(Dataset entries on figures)
=-=-=
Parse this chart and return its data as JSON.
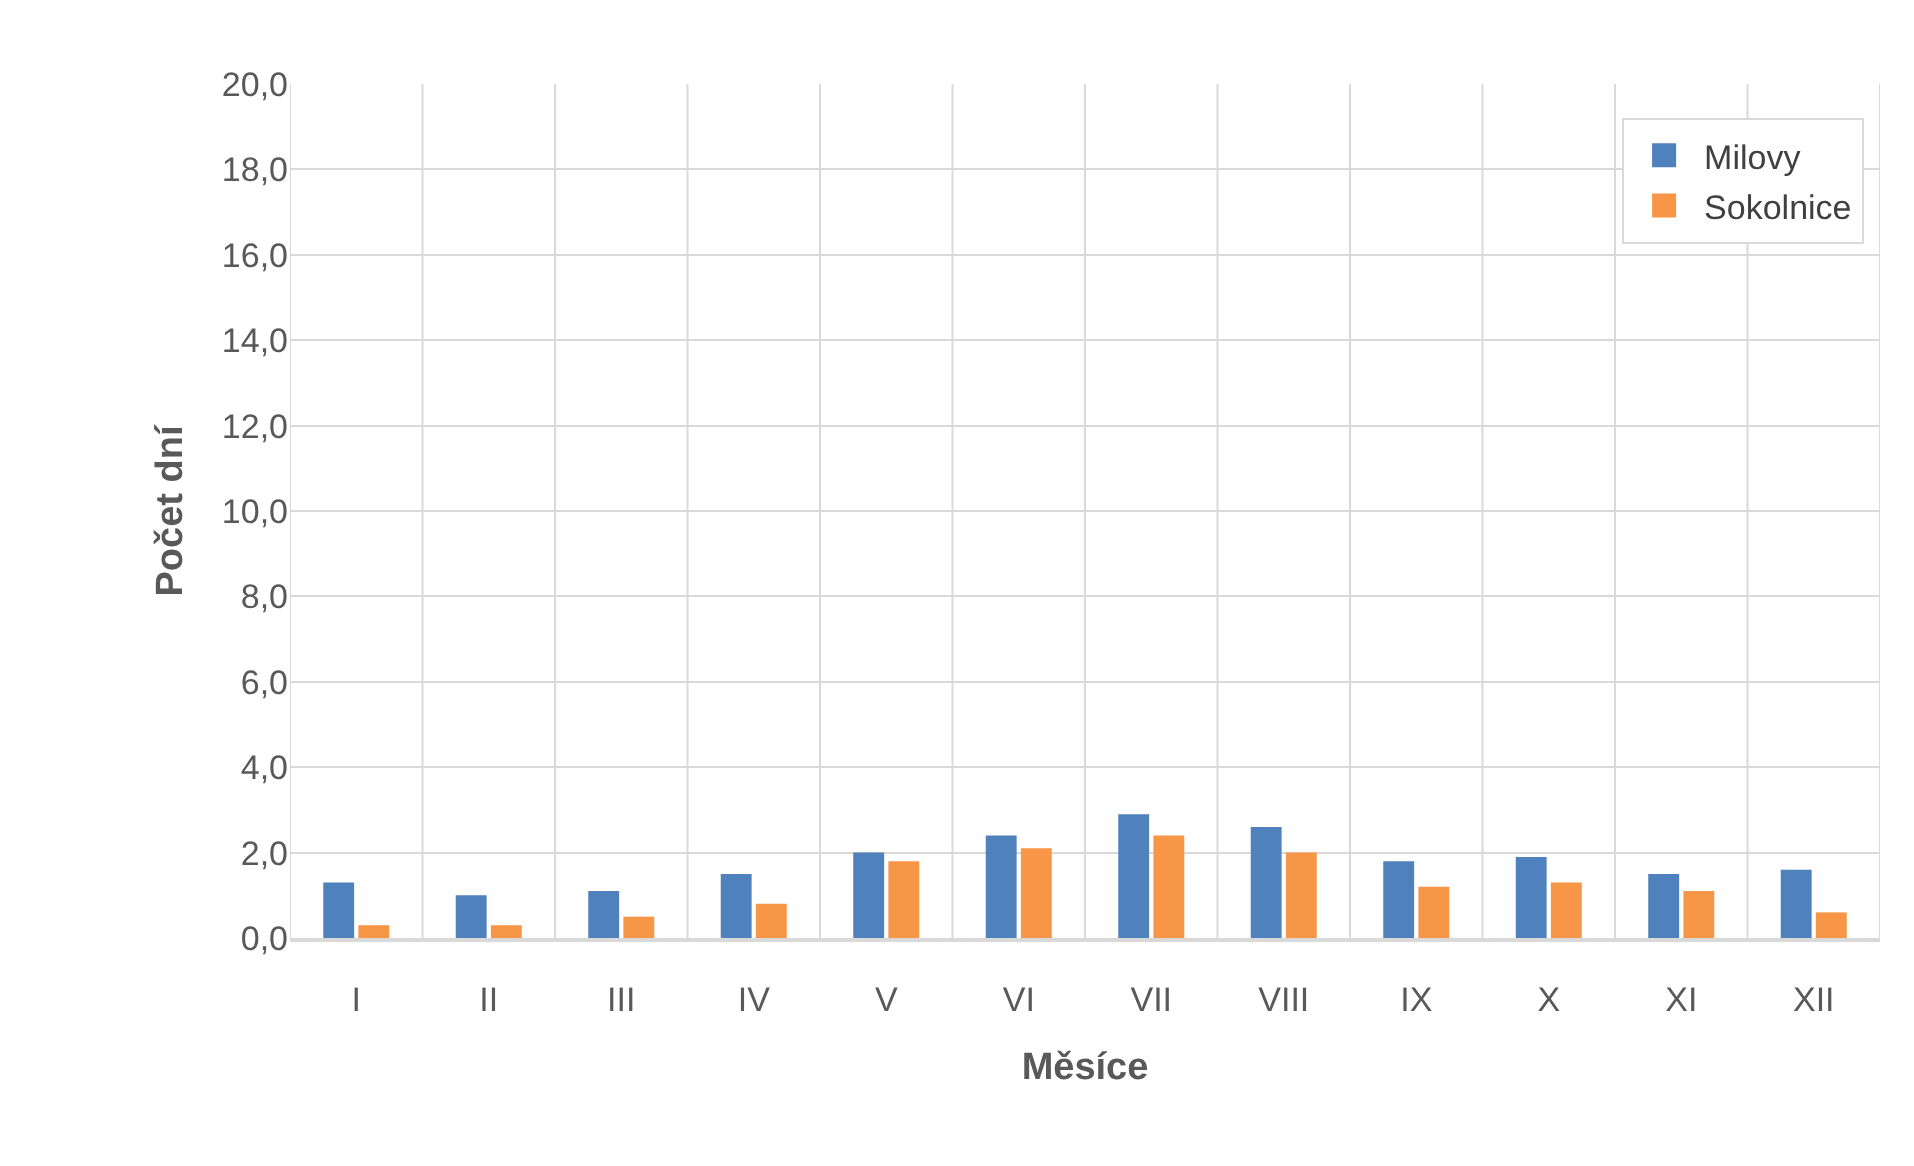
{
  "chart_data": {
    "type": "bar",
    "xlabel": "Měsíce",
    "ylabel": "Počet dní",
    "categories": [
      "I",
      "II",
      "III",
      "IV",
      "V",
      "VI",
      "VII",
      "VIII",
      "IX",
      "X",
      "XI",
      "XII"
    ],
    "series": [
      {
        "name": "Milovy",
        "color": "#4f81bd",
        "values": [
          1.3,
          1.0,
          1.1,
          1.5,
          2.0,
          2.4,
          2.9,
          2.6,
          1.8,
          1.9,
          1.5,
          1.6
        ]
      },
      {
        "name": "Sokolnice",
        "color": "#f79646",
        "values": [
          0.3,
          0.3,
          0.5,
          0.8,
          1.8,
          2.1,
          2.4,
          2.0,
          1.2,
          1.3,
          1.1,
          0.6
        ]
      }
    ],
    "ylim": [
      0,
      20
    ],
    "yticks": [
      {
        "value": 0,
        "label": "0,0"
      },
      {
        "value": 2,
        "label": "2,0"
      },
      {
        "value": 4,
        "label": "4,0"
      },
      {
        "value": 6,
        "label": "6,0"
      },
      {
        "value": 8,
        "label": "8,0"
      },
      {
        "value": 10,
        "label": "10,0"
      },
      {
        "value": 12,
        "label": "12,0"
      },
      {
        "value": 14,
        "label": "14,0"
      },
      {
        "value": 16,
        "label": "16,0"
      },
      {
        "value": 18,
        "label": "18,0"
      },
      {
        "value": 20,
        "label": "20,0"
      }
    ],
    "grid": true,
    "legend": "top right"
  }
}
=-=-=
_Stated task:_
Transcribe the material exactly, leaving every picture out.

_Complete answer:_
Parse this chart and return its data as JSON.
{
  "chart_data": {
    "type": "bar",
    "xlabel": "Měsíce",
    "ylabel": "Počet dní",
    "categories": [
      "I",
      "II",
      "III",
      "IV",
      "V",
      "VI",
      "VII",
      "VIII",
      "IX",
      "X",
      "XI",
      "XII"
    ],
    "series": [
      {
        "name": "Milovy",
        "color": "#4f81bd",
        "values": [
          1.3,
          1.0,
          1.1,
          1.5,
          2.0,
          2.4,
          2.9,
          2.6,
          1.8,
          1.9,
          1.5,
          1.6
        ]
      },
      {
        "name": "Sokolnice",
        "color": "#f79646",
        "values": [
          0.3,
          0.3,
          0.5,
          0.8,
          1.8,
          2.1,
          2.4,
          2.0,
          1.2,
          1.3,
          1.1,
          0.6
        ]
      }
    ],
    "ylim": [
      0,
      20
    ],
    "yticks": [
      {
        "value": 0,
        "label": "0,0"
      },
      {
        "value": 2,
        "label": "2,0"
      },
      {
        "value": 4,
        "label": "4,0"
      },
      {
        "value": 6,
        "label": "6,0"
      },
      {
        "value": 8,
        "label": "8,0"
      },
      {
        "value": 10,
        "label": "10,0"
      },
      {
        "value": 12,
        "label": "12,0"
      },
      {
        "value": 14,
        "label": "14,0"
      },
      {
        "value": 16,
        "label": "16,0"
      },
      {
        "value": 18,
        "label": "18,0"
      },
      {
        "value": 20,
        "label": "20,0"
      }
    ],
    "grid": true,
    "legend": "top right"
  }
}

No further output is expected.